### [Task to carry out]
Every line below that holds the string "this" should be copied out.

* * * * * * *

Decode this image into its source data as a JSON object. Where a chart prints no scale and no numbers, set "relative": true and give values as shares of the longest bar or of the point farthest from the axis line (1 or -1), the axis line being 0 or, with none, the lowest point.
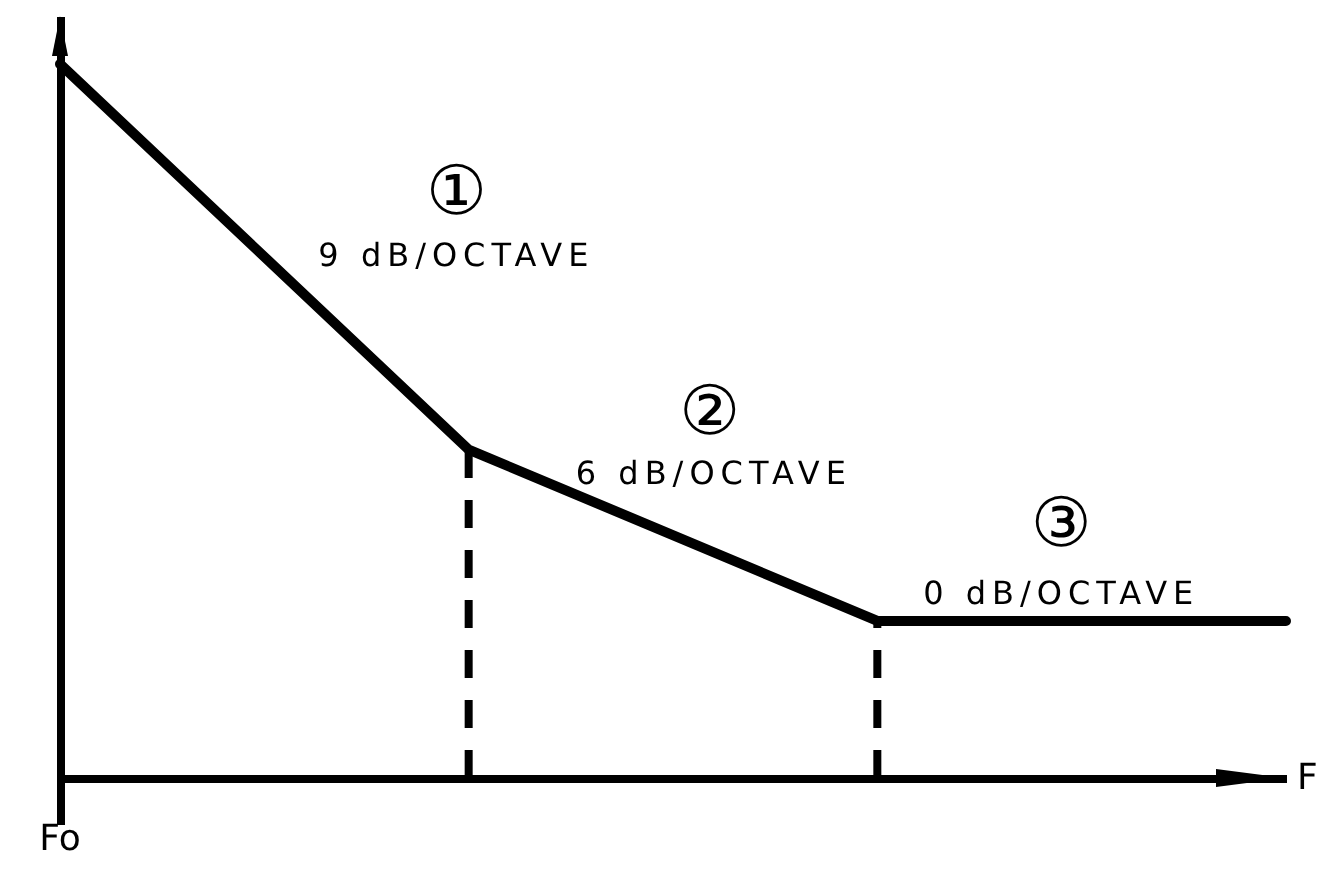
{
  "chart_data": {
    "type": "line",
    "relative": true,
    "xlabel": "F",
    "categories": [
      null,
      null,
      null,
      null
    ],
    "values": [
      1,
      0.46,
      0.22,
      0.22
    ],
    "color": "#000000",
    "annotations": [
      "①",
      "9 dB/OCTAVE",
      "②",
      "6 dB/OCTAVE",
      "③",
      "0 dB/OCTAVE",
      "Fo"
    ]
  }
}
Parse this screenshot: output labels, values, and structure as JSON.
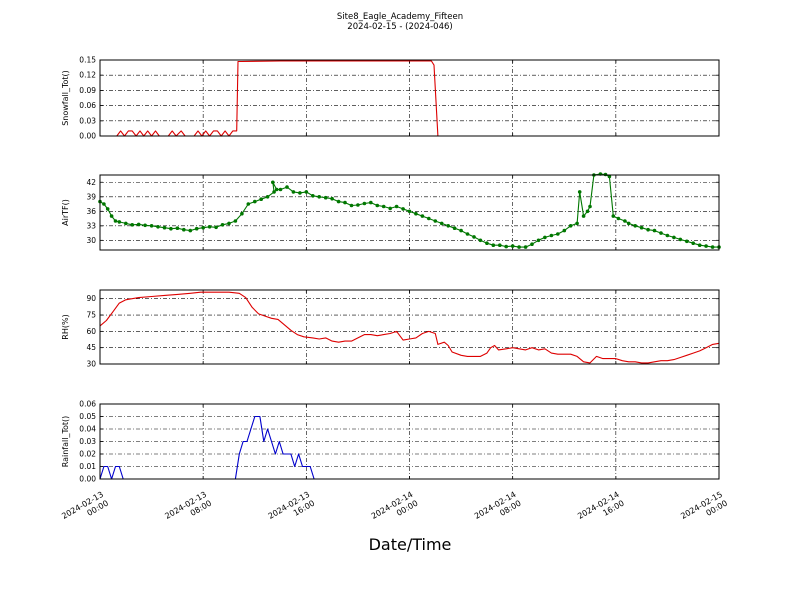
{
  "figure": {
    "title_line1": "Site8_Eagle_Academy_Fifteen",
    "title_line2": "2024-02-15 - (2024-046)",
    "xlabel": "Date/Time"
  },
  "x_axis": {
    "range_hours": [
      0,
      48
    ],
    "ticks": [
      {
        "h": 0,
        "line1": "2024-02-13",
        "line2": "00:00"
      },
      {
        "h": 8,
        "line1": "2024-02-13",
        "line2": "08:00"
      },
      {
        "h": 16,
        "line1": "2024-02-13",
        "line2": "16:00"
      },
      {
        "h": 24,
        "line1": "2024-02-14",
        "line2": "00:00"
      },
      {
        "h": 32,
        "line1": "2024-02-14",
        "line2": "08:00"
      },
      {
        "h": 40,
        "line1": "2024-02-14",
        "line2": "16:00"
      },
      {
        "h": 48,
        "line1": "2024-02-15",
        "line2": "00:00"
      }
    ]
  },
  "chart_data": [
    {
      "type": "line",
      "ylabel": "Snowfall_Tot()",
      "ylim": [
        0,
        0.15
      ],
      "yticks": [
        "0.00",
        "0.03",
        "0.06",
        "0.09",
        "0.12",
        "0.15"
      ],
      "color": "#dd0000",
      "markers": false,
      "grid": true,
      "points": [
        [
          0,
          0
        ],
        [
          1.3,
          0
        ],
        [
          1.6,
          0.01
        ],
        [
          1.9,
          0
        ],
        [
          2.2,
          0.01
        ],
        [
          2.5,
          0.01
        ],
        [
          2.8,
          0
        ],
        [
          3.1,
          0.01
        ],
        [
          3.4,
          0
        ],
        [
          3.7,
          0.01
        ],
        [
          4,
          0
        ],
        [
          4.3,
          0.01
        ],
        [
          4.6,
          0
        ],
        [
          5,
          0
        ],
        [
          5.3,
          0
        ],
        [
          5.6,
          0.01
        ],
        [
          5.9,
          0
        ],
        [
          6.3,
          0.01
        ],
        [
          6.6,
          0
        ],
        [
          7,
          0
        ],
        [
          7.3,
          0
        ],
        [
          7.6,
          0.01
        ],
        [
          7.9,
          0
        ],
        [
          8.2,
          0.01
        ],
        [
          8.5,
          0
        ],
        [
          8.8,
          0.01
        ],
        [
          9.1,
          0.01
        ],
        [
          9.4,
          0
        ],
        [
          9.7,
          0.01
        ],
        [
          10,
          0
        ],
        [
          10.3,
          0.01
        ],
        [
          10.6,
          0.01
        ],
        [
          10.7,
          0.147
        ],
        [
          11,
          0.147
        ],
        [
          14,
          0.148
        ],
        [
          18,
          0.148
        ],
        [
          22,
          0.148
        ],
        [
          25,
          0.148
        ],
        [
          25.7,
          0.148
        ],
        [
          25.9,
          0.14
        ],
        [
          26.2,
          0
        ],
        [
          48,
          0
        ]
      ]
    },
    {
      "type": "line",
      "ylabel": "AirTF()",
      "ylim": [
        28,
        43.5
      ],
      "yticks": [
        "30",
        "33",
        "36",
        "39",
        "42"
      ],
      "color": "#007700",
      "markers": true,
      "grid": true,
      "points": [
        [
          0,
          38
        ],
        [
          0.3,
          37.5
        ],
        [
          0.6,
          36.5
        ],
        [
          0.9,
          35
        ],
        [
          1.2,
          34
        ],
        [
          1.5,
          33.8
        ],
        [
          2,
          33.5
        ],
        [
          2.5,
          33.2
        ],
        [
          3,
          33.3
        ],
        [
          3.5,
          33.1
        ],
        [
          4,
          33
        ],
        [
          4.5,
          32.8
        ],
        [
          5,
          32.6
        ],
        [
          5.5,
          32.4
        ],
        [
          6,
          32.5
        ],
        [
          6.5,
          32.2
        ],
        [
          7,
          32
        ],
        [
          7.5,
          32.4
        ],
        [
          8,
          32.6
        ],
        [
          8.5,
          32.8
        ],
        [
          9,
          32.7
        ],
        [
          9.5,
          33.2
        ],
        [
          10,
          33.5
        ],
        [
          10.5,
          34
        ],
        [
          11,
          35.5
        ],
        [
          11.5,
          37.5
        ],
        [
          12,
          38
        ],
        [
          12.5,
          38.5
        ],
        [
          13,
          39
        ],
        [
          13.5,
          40
        ],
        [
          13.4,
          42
        ],
        [
          13.7,
          40.5
        ],
        [
          14,
          40.5
        ],
        [
          14.5,
          41
        ],
        [
          15,
          40
        ],
        [
          15.5,
          39.8
        ],
        [
          16,
          40
        ],
        [
          16.5,
          39.2
        ],
        [
          17,
          39
        ],
        [
          17.5,
          38.8
        ],
        [
          18,
          38.6
        ],
        [
          18.5,
          38
        ],
        [
          19,
          37.8
        ],
        [
          19.5,
          37.2
        ],
        [
          20,
          37.3
        ],
        [
          20.5,
          37.6
        ],
        [
          21,
          37.8
        ],
        [
          21.5,
          37.2
        ],
        [
          22,
          37
        ],
        [
          22.5,
          36.6
        ],
        [
          23,
          37
        ],
        [
          23.5,
          36.5
        ],
        [
          24,
          36
        ],
        [
          24.5,
          35.5
        ],
        [
          25,
          35
        ],
        [
          25.5,
          34.5
        ],
        [
          26,
          34
        ],
        [
          26.5,
          33.5
        ],
        [
          27,
          33
        ],
        [
          27.5,
          32.5
        ],
        [
          28,
          32
        ],
        [
          28.5,
          31.3
        ],
        [
          29,
          30.7
        ],
        [
          29.5,
          30
        ],
        [
          30,
          29.4
        ],
        [
          30.5,
          29
        ],
        [
          31,
          29
        ],
        [
          31.5,
          28.7
        ],
        [
          32,
          28.8
        ],
        [
          32.5,
          28.6
        ],
        [
          33,
          28.6
        ],
        [
          33.5,
          29.2
        ],
        [
          34,
          30
        ],
        [
          34.5,
          30.6
        ],
        [
          35,
          31
        ],
        [
          35.5,
          31.3
        ],
        [
          36,
          32
        ],
        [
          36.5,
          33
        ],
        [
          37,
          33.5
        ],
        [
          37.2,
          40
        ],
        [
          37.5,
          35
        ],
        [
          37.8,
          36
        ],
        [
          38,
          37
        ],
        [
          38.3,
          43.5
        ],
        [
          38.8,
          43.7
        ],
        [
          39.2,
          43.6
        ],
        [
          39.5,
          43.2
        ],
        [
          39.8,
          35
        ],
        [
          40.2,
          34.5
        ],
        [
          40.7,
          34
        ],
        [
          41,
          33.5
        ],
        [
          41.5,
          33
        ],
        [
          42,
          32.6
        ],
        [
          42.5,
          32.2
        ],
        [
          43,
          32
        ],
        [
          43.5,
          31.5
        ],
        [
          44,
          31
        ],
        [
          44.5,
          30.6
        ],
        [
          45,
          30.2
        ],
        [
          45.5,
          29.8
        ],
        [
          46,
          29.4
        ],
        [
          46.5,
          29
        ],
        [
          47,
          28.8
        ],
        [
          47.5,
          28.6
        ],
        [
          48,
          28.6
        ]
      ]
    },
    {
      "type": "line",
      "ylabel": "RH(%)",
      "ylim": [
        30,
        98
      ],
      "yticks": [
        "30",
        "45",
        "60",
        "75",
        "90"
      ],
      "color": "#dd0000",
      "markers": false,
      "grid": true,
      "points": [
        [
          0,
          65
        ],
        [
          0.5,
          70
        ],
        [
          1,
          78
        ],
        [
          1.5,
          86
        ],
        [
          2,
          89
        ],
        [
          3,
          91
        ],
        [
          4,
          92
        ],
        [
          5,
          93
        ],
        [
          6,
          94
        ],
        [
          7,
          95
        ],
        [
          7.8,
          96
        ],
        [
          9,
          96
        ],
        [
          10,
          96
        ],
        [
          10.8,
          95
        ],
        [
          11.3,
          91
        ],
        [
          11.8,
          82
        ],
        [
          12.3,
          76
        ],
        [
          12.8,
          74
        ],
        [
          13.3,
          72
        ],
        [
          13.8,
          71
        ],
        [
          14.3,
          66
        ],
        [
          14.8,
          61
        ],
        [
          15.3,
          57
        ],
        [
          15.8,
          55
        ],
        [
          16.5,
          54
        ],
        [
          17,
          53
        ],
        [
          17.5,
          54
        ],
        [
          18,
          51
        ],
        [
          18.5,
          50
        ],
        [
          19,
          51
        ],
        [
          19.5,
          51
        ],
        [
          20,
          54
        ],
        [
          20.5,
          57
        ],
        [
          21,
          57
        ],
        [
          21.5,
          56
        ],
        [
          22,
          57
        ],
        [
          22.5,
          58
        ],
        [
          23,
          60
        ],
        [
          23.5,
          52
        ],
        [
          24,
          53
        ],
        [
          24.5,
          54
        ],
        [
          25,
          58
        ],
        [
          25.5,
          60
        ],
        [
          26,
          58
        ],
        [
          26.2,
          48
        ],
        [
          26.7,
          50
        ],
        [
          27,
          47
        ],
        [
          27.3,
          41
        ],
        [
          28,
          38
        ],
        [
          28.5,
          37
        ],
        [
          29,
          37
        ],
        [
          29.5,
          37
        ],
        [
          30,
          40
        ],
        [
          30.3,
          45
        ],
        [
          30.6,
          47
        ],
        [
          30.9,
          43
        ],
        [
          31.5,
          44
        ],
        [
          32,
          45
        ],
        [
          32.5,
          44
        ],
        [
          33,
          43
        ],
        [
          33.5,
          45
        ],
        [
          34,
          43
        ],
        [
          34.5,
          44
        ],
        [
          35,
          40
        ],
        [
          35.5,
          39
        ],
        [
          36,
          39
        ],
        [
          36.5,
          39
        ],
        [
          37,
          37
        ],
        [
          37.5,
          32
        ],
        [
          38,
          31
        ],
        [
          38.5,
          37
        ],
        [
          39,
          35
        ],
        [
          39.5,
          35
        ],
        [
          40,
          35
        ],
        [
          40.5,
          33
        ],
        [
          41,
          32
        ],
        [
          41.5,
          32
        ],
        [
          42,
          31
        ],
        [
          42.5,
          31
        ],
        [
          43,
          32
        ],
        [
          43.5,
          33
        ],
        [
          44,
          33
        ],
        [
          44.5,
          34
        ],
        [
          45,
          36
        ],
        [
          45.5,
          38
        ],
        [
          46,
          40
        ],
        [
          46.5,
          42
        ],
        [
          47,
          45
        ],
        [
          47.5,
          48
        ],
        [
          48,
          49
        ]
      ]
    },
    {
      "type": "line",
      "ylabel": "Rainfall_Tot()",
      "ylim": [
        0,
        0.06
      ],
      "yticks": [
        "0.00",
        "0.01",
        "0.02",
        "0.03",
        "0.04",
        "0.05",
        "0.06"
      ],
      "color": "#0000cc",
      "markers": false,
      "grid": true,
      "points": [
        [
          0,
          0
        ],
        [
          0.3,
          0.01
        ],
        [
          0.6,
          0.01
        ],
        [
          0.9,
          0
        ],
        [
          1.2,
          0.01
        ],
        [
          1.5,
          0.01
        ],
        [
          1.8,
          0
        ],
        [
          10.5,
          0
        ],
        [
          10.8,
          0.02
        ],
        [
          11.1,
          0.03
        ],
        [
          11.4,
          0.03
        ],
        [
          11.7,
          0.04
        ],
        [
          12,
          0.05
        ],
        [
          12.4,
          0.05
        ],
        [
          12.7,
          0.03
        ],
        [
          13,
          0.04
        ],
        [
          13.3,
          0.03
        ],
        [
          13.6,
          0.02
        ],
        [
          13.9,
          0.03
        ],
        [
          14.2,
          0.02
        ],
        [
          14.5,
          0.02
        ],
        [
          14.8,
          0.02
        ],
        [
          15.1,
          0.01
        ],
        [
          15.4,
          0.02
        ],
        [
          15.7,
          0.01
        ],
        [
          16,
          0.01
        ],
        [
          16.3,
          0.01
        ],
        [
          16.6,
          0
        ],
        [
          17,
          0
        ],
        [
          48,
          0
        ]
      ]
    }
  ]
}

* * * * * * *

### [Written response]
Decode this image into its source data as a JSON object. Where a chart prints no scale and no numbers, set "relative": true and give values as shares of the longest bar or of the point farthest from the axis line (1 or -1), the axis line being 0 or, with none, the lowest point.
Parse this screenshot: output labels, values, and structure as JSON.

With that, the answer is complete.